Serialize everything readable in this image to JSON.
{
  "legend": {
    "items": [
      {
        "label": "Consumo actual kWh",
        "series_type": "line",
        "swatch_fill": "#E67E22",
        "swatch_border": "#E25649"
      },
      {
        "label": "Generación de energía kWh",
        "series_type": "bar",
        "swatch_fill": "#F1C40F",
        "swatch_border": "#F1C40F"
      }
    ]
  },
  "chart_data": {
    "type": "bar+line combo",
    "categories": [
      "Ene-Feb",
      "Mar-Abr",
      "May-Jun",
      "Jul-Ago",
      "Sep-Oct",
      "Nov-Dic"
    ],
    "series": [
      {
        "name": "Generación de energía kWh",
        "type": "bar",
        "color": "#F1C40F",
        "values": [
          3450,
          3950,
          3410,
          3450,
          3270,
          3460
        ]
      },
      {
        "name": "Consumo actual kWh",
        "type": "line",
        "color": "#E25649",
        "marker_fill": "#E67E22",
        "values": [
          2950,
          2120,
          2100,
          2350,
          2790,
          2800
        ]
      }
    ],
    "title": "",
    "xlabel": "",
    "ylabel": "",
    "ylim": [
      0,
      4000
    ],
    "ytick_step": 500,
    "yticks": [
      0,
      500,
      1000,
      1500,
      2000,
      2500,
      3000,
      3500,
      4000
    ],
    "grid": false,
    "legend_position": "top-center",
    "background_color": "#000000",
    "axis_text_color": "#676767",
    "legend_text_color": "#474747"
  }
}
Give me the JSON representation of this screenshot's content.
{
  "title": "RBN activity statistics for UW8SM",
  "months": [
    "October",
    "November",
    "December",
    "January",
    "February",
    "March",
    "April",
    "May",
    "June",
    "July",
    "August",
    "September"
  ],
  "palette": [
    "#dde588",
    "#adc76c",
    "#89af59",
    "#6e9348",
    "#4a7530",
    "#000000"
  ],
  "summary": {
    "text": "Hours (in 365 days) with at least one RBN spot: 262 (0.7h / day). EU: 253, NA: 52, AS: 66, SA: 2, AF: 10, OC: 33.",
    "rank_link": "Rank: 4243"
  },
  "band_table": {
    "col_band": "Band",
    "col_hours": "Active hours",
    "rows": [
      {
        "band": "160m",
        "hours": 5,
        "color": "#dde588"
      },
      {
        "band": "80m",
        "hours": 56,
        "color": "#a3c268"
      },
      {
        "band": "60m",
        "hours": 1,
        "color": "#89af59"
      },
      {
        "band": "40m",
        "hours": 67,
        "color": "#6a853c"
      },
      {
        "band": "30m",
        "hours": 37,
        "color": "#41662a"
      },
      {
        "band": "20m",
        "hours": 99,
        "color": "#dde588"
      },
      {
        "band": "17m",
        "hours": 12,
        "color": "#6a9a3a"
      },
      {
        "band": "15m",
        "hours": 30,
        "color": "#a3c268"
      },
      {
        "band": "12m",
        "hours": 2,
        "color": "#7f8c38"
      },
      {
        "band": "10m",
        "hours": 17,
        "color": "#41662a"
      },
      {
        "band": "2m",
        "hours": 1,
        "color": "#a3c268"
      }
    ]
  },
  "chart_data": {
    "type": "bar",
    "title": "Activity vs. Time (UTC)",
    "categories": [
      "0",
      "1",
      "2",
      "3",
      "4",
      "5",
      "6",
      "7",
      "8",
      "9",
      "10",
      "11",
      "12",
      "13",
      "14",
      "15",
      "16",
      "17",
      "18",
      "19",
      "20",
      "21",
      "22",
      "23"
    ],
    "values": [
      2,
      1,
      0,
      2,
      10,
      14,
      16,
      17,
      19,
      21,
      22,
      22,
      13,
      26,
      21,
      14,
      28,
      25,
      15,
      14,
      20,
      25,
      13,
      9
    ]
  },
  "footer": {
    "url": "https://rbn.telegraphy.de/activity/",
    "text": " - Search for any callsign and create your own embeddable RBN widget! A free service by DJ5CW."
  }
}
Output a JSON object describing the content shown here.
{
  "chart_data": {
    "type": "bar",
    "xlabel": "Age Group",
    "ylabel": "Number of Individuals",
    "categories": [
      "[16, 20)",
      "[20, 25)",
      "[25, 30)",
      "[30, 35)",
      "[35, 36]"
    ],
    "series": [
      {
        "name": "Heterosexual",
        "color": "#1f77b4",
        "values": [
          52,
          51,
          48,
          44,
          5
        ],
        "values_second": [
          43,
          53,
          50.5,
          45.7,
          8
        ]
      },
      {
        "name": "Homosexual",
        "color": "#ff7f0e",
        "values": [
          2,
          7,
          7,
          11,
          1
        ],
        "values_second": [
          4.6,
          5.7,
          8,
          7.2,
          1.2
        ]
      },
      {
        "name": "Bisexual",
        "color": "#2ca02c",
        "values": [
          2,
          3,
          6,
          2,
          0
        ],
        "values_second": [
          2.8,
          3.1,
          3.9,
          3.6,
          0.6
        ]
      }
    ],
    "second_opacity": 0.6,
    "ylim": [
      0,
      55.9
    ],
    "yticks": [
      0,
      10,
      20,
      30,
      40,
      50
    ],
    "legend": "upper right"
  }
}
++++++++++
Reproduce each record exactly, leaving nothing out.

Serialize everything readable in this image to JSON.
{
  "legend": {
    "items": [
      {
        "label": "Consumo actual kWh",
        "series_type": "line",
        "swatch_fill": "#E67E22",
        "swatch_border": "#E25649"
      },
      {
        "label": "Generación de energía kWh",
        "series_type": "bar",
        "swatch_fill": "#F1C40F",
        "swatch_border": "#F1C40F"
      }
    ]
  },
  "chart_data": {
    "type": "bar+line combo",
    "categories": [
      "Ene-Feb",
      "Mar-Abr",
      "May-Jun",
      "Jul-Ago",
      "Sep-Oct",
      "Nov-Dic"
    ],
    "series": [
      {
        "name": "Generación de energía kWh",
        "type": "bar",
        "color": "#F1C40F",
        "values": [
          3450,
          3950,
          3410,
          3450,
          3270,
          3460
        ]
      },
      {
        "name": "Consumo actual kWh",
        "type": "line",
        "color": "#E25649",
        "marker_fill": "#E67E22",
        "values": [
          2950,
          2120,
          2100,
          2350,
          2790,
          2800
        ]
      }
    ],
    "title": "",
    "xlabel": "",
    "ylabel": "",
    "ylim": [
      0,
      4000
    ],
    "ytick_step": 500,
    "yticks": [
      0,
      500,
      1000,
      1500,
      2000,
      2500,
      3000,
      3500,
      4000
    ],
    "grid": false,
    "legend_position": "top-center",
    "background_color": "#000000",
    "axis_text_color": "#676767",
    "legend_text_color": "#474747"
  }
}
Give me the JSON representation of this screenshot's content.
{
  "title": "RBN activity statistics for UW8SM",
  "months": [
    "October",
    "November",
    "December",
    "January",
    "February",
    "March",
    "April",
    "May",
    "June",
    "July",
    "August",
    "September"
  ],
  "palette": [
    "#dde588",
    "#adc76c",
    "#89af59",
    "#6e9348",
    "#4a7530",
    "#000000"
  ],
  "summary": {
    "text": "Hours (in 365 days) with at least one RBN spot: 262 (0.7h / day). EU: 253, NA: 52, AS: 66, SA: 2, AF: 10, OC: 33.",
    "rank_link": "Rank: 4243"
  },
  "band_table": {
    "col_band": "Band",
    "col_hours": "Active hours",
    "rows": [
      {
        "band": "160m",
        "hours": 5,
        "color": "#dde588"
      },
      {
        "band": "80m",
        "hours": 56,
        "color": "#a3c268"
      },
      {
        "band": "60m",
        "hours": 1,
        "color": "#89af59"
      },
      {
        "band": "40m",
        "hours": 67,
        "color": "#6a853c"
      },
      {
        "band": "30m",
        "hours": 37,
        "color": "#41662a"
      },
      {
        "band": "20m",
        "hours": 99,
        "color": "#dde588"
      },
      {
        "band": "17m",
        "hours": 12,
        "color": "#6a9a3a"
      },
      {
        "band": "15m",
        "hours": 30,
        "color": "#a3c268"
      },
      {
        "band": "12m",
        "hours": 2,
        "color": "#7f8c38"
      },
      {
        "band": "10m",
        "hours": 17,
        "color": "#41662a"
      },
      {
        "band": "2m",
        "hours": 1,
        "color": "#a3c268"
      }
    ]
  },
  "chart_data": {
    "type": "bar",
    "title": "Activity vs. Time (UTC)",
    "categories": [
      "0",
      "1",
      "2",
      "3",
      "4",
      "5",
      "6",
      "7",
      "8",
      "9",
      "10",
      "11",
      "12",
      "13",
      "14",
      "15",
      "16",
      "17",
      "18",
      "19",
      "20",
      "21",
      "22",
      "23"
    ],
    "values": [
      2,
      1,
      0,
      2,
      10,
      14,
      16,
      17,
      19,
      21,
      22,
      22,
      13,
      26,
      21,
      14,
      28,
      25,
      15,
      14,
      20,
      25,
      13,
      9
    ]
  },
  "footer": {
    "url": "https://rbn.telegraphy.de/activity/",
    "text": " - Search for any callsign and create your own embeddable RBN widget! A free service by DJ5CW."
  }
}
Output a JSON object describing the content shown here.
{
  "chart_data": {
    "type": "bar",
    "xlabel": "Age Group",
    "ylabel": "Number of Individuals",
    "categories": [
      "[16, 20)",
      "[20, 25)",
      "[25, 30)",
      "[30, 35)",
      "[35, 36]"
    ],
    "series": [
      {
        "name": "Heterosexual",
        "color": "#1f77b4",
        "values": [
          52,
          51,
          48,
          44,
          5
        ],
        "values_second": [
          43,
          53,
          50.5,
          45.7,
          8
        ]
      },
      {
        "name": "Homosexual",
        "color": "#ff7f0e",
        "values": [
          2,
          7,
          7,
          11,
          1
        ],
        "values_second": [
          4.6,
          5.7,
          8,
          7.2,
          1.2
        ]
      },
      {
        "name": "Bisexual",
        "color": "#2ca02c",
        "values": [
          2,
          3,
          6,
          2,
          0
        ],
        "values_second": [
          2.8,
          3.1,
          3.9,
          3.6,
          0.6
        ]
      }
    ],
    "second_opacity": 0.6,
    "ylim": [
      0,
      55.9
    ],
    "yticks": [
      0,
      10,
      20,
      30,
      40,
      50
    ],
    "legend": "upper right"
  }
}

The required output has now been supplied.